[START OF Excerpted records]
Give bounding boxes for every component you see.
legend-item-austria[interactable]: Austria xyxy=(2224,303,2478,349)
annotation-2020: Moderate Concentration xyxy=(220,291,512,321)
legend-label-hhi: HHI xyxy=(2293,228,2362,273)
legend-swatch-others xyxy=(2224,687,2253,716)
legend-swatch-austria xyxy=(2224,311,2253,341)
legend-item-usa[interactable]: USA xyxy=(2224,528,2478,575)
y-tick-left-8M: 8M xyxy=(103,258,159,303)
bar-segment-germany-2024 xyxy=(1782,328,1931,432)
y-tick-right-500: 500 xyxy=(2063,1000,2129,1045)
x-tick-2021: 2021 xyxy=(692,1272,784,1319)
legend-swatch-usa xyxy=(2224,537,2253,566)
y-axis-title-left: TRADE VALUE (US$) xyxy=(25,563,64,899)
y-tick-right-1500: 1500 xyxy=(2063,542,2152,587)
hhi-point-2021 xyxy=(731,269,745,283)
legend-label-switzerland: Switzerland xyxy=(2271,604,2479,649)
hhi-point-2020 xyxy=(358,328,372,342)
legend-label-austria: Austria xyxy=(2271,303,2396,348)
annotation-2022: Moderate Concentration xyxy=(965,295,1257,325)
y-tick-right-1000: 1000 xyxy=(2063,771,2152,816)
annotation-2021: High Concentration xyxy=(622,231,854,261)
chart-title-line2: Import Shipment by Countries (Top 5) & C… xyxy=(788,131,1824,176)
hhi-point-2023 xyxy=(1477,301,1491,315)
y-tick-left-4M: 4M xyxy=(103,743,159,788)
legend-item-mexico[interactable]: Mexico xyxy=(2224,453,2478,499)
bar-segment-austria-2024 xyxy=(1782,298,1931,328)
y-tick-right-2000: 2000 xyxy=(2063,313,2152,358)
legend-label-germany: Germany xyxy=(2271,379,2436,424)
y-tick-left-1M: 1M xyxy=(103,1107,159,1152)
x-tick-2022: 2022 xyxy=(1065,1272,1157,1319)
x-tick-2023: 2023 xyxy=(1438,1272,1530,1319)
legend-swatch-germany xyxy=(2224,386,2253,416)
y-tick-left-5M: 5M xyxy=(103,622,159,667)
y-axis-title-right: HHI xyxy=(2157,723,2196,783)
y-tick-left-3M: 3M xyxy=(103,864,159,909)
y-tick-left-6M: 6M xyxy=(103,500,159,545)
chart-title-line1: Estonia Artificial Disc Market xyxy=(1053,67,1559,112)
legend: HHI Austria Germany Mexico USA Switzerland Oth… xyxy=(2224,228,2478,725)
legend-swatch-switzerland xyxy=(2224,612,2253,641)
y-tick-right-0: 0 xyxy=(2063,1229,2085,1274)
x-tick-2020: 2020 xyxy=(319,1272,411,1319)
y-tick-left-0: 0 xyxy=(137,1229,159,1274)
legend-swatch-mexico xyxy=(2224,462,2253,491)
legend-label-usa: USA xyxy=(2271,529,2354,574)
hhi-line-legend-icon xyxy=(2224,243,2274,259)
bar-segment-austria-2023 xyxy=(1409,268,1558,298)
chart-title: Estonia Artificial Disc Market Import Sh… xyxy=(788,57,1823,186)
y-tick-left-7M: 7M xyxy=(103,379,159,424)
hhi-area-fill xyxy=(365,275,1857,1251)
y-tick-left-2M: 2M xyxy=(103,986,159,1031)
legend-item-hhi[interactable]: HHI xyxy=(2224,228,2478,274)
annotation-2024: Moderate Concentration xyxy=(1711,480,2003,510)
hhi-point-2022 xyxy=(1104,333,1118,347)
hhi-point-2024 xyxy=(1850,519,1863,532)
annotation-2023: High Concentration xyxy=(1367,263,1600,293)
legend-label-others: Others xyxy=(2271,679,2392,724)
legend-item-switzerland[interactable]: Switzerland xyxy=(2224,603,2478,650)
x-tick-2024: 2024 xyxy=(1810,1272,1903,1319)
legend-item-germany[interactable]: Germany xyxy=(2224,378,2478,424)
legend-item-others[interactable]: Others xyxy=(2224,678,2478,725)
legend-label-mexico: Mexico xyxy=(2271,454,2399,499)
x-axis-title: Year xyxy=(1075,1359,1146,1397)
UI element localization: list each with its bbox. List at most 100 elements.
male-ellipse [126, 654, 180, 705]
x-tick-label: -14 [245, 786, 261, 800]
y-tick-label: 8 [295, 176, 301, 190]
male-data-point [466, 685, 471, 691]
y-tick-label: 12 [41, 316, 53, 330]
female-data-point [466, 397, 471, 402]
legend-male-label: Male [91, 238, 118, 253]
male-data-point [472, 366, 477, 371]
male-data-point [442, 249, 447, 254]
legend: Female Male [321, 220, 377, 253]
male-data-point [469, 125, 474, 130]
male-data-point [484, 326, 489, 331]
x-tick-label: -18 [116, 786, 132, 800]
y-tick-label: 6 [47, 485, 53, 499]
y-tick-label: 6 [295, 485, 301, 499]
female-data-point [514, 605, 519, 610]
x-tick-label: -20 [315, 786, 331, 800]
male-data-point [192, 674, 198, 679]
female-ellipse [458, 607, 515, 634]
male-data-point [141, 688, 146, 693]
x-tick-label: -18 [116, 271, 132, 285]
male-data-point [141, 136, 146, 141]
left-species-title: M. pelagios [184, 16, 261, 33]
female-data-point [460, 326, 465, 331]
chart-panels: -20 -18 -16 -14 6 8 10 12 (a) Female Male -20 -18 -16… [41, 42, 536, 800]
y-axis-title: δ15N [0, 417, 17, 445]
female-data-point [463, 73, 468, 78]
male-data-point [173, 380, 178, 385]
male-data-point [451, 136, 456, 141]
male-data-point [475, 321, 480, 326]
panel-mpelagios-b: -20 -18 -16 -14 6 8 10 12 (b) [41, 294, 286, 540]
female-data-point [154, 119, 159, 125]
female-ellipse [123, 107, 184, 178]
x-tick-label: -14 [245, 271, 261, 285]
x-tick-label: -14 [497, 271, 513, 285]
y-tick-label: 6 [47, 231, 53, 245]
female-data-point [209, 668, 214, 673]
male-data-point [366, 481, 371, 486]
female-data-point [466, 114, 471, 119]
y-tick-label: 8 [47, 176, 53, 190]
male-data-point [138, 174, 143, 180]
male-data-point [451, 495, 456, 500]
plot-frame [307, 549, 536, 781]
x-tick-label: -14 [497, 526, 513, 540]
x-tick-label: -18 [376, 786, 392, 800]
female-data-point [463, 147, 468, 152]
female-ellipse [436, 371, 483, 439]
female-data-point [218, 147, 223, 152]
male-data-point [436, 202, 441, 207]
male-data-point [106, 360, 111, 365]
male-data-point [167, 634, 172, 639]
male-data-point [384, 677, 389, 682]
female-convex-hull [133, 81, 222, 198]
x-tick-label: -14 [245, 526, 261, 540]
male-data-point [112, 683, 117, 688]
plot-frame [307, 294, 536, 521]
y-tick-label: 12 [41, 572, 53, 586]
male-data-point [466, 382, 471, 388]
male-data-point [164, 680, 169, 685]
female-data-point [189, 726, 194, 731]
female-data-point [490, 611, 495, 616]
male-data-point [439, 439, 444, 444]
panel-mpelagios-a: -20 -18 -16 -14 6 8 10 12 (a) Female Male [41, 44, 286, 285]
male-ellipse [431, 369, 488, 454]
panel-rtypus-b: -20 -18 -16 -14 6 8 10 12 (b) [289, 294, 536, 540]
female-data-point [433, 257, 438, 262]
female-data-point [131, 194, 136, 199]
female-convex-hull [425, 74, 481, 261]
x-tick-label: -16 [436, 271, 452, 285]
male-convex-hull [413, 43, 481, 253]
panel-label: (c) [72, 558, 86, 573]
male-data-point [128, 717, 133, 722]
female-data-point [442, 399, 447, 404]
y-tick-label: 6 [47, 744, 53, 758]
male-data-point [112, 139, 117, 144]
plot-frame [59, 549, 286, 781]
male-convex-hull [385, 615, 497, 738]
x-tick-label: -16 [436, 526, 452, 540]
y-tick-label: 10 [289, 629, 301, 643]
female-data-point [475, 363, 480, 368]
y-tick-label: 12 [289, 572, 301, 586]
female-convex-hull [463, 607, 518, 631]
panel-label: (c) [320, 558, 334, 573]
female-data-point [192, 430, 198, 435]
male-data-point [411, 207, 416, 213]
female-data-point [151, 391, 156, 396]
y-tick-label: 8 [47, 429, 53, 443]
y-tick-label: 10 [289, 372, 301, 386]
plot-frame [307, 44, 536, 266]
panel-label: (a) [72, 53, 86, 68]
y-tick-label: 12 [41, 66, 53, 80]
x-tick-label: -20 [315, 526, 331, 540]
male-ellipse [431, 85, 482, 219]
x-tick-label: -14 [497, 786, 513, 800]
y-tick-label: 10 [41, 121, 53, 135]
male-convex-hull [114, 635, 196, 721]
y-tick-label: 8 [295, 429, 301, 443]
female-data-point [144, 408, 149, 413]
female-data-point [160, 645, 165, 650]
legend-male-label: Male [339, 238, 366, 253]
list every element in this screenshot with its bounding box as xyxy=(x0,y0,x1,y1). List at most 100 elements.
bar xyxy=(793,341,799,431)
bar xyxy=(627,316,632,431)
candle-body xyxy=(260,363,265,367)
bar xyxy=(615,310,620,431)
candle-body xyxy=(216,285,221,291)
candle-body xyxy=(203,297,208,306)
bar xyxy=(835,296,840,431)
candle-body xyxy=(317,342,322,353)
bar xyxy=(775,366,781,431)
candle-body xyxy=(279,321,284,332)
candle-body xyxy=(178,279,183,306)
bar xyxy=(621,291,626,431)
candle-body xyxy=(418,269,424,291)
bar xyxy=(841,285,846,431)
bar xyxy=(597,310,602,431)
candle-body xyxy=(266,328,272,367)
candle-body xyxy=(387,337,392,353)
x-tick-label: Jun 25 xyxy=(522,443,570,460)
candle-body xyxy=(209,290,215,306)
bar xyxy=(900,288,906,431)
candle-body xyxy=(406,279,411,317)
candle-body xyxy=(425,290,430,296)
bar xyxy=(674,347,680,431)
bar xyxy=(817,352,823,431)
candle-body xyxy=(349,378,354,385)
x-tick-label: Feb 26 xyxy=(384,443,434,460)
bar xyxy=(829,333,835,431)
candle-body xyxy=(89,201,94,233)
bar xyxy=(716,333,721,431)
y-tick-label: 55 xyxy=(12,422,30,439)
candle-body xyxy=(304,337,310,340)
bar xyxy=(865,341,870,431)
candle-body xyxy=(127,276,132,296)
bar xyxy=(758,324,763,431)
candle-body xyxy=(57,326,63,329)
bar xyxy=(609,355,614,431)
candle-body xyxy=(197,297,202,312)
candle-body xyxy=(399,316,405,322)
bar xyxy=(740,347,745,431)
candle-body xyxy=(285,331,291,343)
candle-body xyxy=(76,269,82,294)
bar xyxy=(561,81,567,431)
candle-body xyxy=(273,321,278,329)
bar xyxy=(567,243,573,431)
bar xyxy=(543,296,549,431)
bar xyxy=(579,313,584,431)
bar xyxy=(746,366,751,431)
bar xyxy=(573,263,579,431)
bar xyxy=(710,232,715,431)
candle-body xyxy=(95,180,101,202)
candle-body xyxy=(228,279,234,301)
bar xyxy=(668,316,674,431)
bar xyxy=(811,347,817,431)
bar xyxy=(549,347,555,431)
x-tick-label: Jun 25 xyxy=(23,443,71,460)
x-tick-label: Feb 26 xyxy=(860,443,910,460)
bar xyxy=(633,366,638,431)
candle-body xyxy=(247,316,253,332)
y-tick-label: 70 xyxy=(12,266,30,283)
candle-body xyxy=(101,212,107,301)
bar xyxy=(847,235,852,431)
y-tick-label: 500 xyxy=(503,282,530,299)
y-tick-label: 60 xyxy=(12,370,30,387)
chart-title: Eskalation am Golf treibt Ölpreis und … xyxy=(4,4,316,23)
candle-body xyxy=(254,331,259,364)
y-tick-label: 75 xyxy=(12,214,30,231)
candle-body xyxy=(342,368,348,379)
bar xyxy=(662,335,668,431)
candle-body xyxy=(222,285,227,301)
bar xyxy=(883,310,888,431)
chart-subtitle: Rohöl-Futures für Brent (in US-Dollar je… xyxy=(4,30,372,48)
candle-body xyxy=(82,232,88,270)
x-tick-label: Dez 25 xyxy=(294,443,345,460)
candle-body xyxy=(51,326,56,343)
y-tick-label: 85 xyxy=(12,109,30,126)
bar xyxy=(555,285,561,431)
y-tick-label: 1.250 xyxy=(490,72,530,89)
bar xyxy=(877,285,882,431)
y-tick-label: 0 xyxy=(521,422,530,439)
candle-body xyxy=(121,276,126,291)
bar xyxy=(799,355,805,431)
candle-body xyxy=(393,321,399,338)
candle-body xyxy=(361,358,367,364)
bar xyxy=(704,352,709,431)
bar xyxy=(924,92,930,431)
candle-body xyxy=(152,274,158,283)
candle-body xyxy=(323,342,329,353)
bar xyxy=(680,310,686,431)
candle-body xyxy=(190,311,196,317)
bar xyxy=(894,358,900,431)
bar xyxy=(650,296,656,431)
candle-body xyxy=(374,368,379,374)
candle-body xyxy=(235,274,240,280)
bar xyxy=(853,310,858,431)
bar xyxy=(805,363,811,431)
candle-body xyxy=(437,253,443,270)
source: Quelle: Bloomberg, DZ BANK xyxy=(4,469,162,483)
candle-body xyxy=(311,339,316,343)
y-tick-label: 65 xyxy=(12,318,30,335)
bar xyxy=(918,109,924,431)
[END OF Excerpted records]
> _Do this_
Rewrite the data from its first line through the line containing "y-tick-right-1500: 1500 xyxy=(2063,542,2152,587)", swapping "Moderate Concentration" for "Medium Concentration" and changing nothing else.

> _Expected answer_
Give bounding boxes for every component you see.
legend-item-austria[interactable]: Austria xyxy=(2224,303,2478,349)
annotation-2020: Medium Concentration xyxy=(220,291,512,321)
legend-label-hhi: HHI xyxy=(2293,228,2362,273)
legend-swatch-others xyxy=(2224,687,2253,716)
legend-swatch-austria xyxy=(2224,311,2253,341)
legend-item-usa[interactable]: USA xyxy=(2224,528,2478,575)
y-tick-left-8M: 8M xyxy=(103,258,159,303)
bar-segment-germany-2024 xyxy=(1782,328,1931,432)
y-tick-right-500: 500 xyxy=(2063,1000,2129,1045)
x-tick-2021: 2021 xyxy=(692,1272,784,1319)
legend-swatch-usa xyxy=(2224,537,2253,566)
y-axis-title-left: TRADE VALUE (US$) xyxy=(25,563,64,899)
y-tick-right-1500: 1500 xyxy=(2063,542,2152,587)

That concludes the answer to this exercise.